▸ **Short exercise**:
Restate the entries word for word, omitting nothing.
╔══
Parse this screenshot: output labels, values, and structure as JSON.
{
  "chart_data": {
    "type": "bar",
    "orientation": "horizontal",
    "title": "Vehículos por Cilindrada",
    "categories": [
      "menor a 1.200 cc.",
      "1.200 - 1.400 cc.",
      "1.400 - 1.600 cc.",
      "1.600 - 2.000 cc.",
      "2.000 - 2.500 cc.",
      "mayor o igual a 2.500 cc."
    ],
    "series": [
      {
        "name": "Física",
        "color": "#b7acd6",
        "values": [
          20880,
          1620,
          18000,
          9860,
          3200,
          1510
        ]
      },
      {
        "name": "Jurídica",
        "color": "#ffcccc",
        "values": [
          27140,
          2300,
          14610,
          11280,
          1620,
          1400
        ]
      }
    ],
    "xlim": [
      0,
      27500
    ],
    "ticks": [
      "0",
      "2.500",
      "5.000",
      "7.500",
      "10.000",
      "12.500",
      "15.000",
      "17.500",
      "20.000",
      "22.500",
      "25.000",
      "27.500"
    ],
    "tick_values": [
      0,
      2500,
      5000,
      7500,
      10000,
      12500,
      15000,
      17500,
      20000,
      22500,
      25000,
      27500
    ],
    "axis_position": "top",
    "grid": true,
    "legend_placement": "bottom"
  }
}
╚══
▸ **Expected answer**:
Parse this screenshot: output labels, values, and structure as JSON.
{
  "chart_data": {
    "type": "bar",
    "orientation": "horizontal",
    "title": "Vehículos por Cilindrada",
    "categories": [
      "menor a 1.200 cc.",
      "1.200 - 1.400 cc.",
      "1.400 - 1.600 cc.",
      "1.600 - 2.000 cc.",
      "2.000 - 2.500 cc.",
      "mayor o igual a 2.500 cc."
    ],
    "series": [
      {
        "name": "Física",
        "color": "#b7acd6",
        "values": [
          20880,
          1620,
          18000,
          9860,
          3200,
          1510
        ]
      },
      {
        "name": "Jurídica",
        "color": "#ffcccc",
        "values": [
          27140,
          2300,
          14610,
          11280,
          1620,
          1400
        ]
      }
    ],
    "xlim": [
      0,
      27500
    ],
    "ticks": [
      "0",
      "2.500",
      "5.000",
      "7.500",
      "10.000",
      "12.500",
      "15.000",
      "17.500",
      "20.000",
      "22.500",
      "25.000",
      "27.500"
    ],
    "tick_values": [
      0,
      2500,
      5000,
      7500,
      10000,
      12500,
      15000,
      17500,
      20000,
      22500,
      25000,
      27500
    ],
    "axis_position": "top",
    "grid": true,
    "legend_placement": "bottom"
  }
}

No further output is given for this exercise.